*PROBLEM DETAILS*:
Locate each line below that includes "agriculture" and reproduce it.
*** LISTED RECORDS
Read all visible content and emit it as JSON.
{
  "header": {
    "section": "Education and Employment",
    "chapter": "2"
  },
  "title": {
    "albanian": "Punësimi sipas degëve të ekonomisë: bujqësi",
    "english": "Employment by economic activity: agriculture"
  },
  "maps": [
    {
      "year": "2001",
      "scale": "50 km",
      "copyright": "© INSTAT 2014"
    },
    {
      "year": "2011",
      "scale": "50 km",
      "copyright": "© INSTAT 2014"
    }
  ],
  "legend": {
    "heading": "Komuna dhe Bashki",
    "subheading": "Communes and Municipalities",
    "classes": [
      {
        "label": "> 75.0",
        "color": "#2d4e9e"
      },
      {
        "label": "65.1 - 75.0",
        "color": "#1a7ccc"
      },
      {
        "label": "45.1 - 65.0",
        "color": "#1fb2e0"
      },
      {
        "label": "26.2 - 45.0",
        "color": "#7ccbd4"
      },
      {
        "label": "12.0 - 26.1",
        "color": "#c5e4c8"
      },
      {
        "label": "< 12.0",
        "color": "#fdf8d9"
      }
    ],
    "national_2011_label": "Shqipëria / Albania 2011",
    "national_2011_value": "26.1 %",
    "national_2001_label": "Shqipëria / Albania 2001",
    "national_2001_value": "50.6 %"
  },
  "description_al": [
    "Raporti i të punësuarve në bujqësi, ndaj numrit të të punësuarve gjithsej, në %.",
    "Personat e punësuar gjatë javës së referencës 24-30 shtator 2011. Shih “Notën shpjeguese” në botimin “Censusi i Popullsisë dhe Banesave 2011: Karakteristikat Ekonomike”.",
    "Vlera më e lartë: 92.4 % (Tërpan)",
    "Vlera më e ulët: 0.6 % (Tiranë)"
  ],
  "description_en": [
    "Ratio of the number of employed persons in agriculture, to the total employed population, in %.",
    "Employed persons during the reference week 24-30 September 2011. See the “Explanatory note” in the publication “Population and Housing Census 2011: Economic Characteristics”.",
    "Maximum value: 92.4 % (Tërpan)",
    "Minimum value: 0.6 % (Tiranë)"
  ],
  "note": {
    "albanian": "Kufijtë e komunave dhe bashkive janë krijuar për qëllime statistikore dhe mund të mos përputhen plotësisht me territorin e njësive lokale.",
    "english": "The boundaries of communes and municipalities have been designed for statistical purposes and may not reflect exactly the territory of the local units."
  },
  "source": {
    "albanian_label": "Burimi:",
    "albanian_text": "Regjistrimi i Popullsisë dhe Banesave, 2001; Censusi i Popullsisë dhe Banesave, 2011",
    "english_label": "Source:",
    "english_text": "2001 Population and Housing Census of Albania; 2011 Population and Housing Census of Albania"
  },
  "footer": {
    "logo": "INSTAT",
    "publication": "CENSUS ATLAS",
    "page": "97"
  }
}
******
*SOLVED EXERCISE*:
    "english": "Employment by economic activity: agriculture"
    "Ratio of the number of employed persons in agriculture, to the total employed population, in %.",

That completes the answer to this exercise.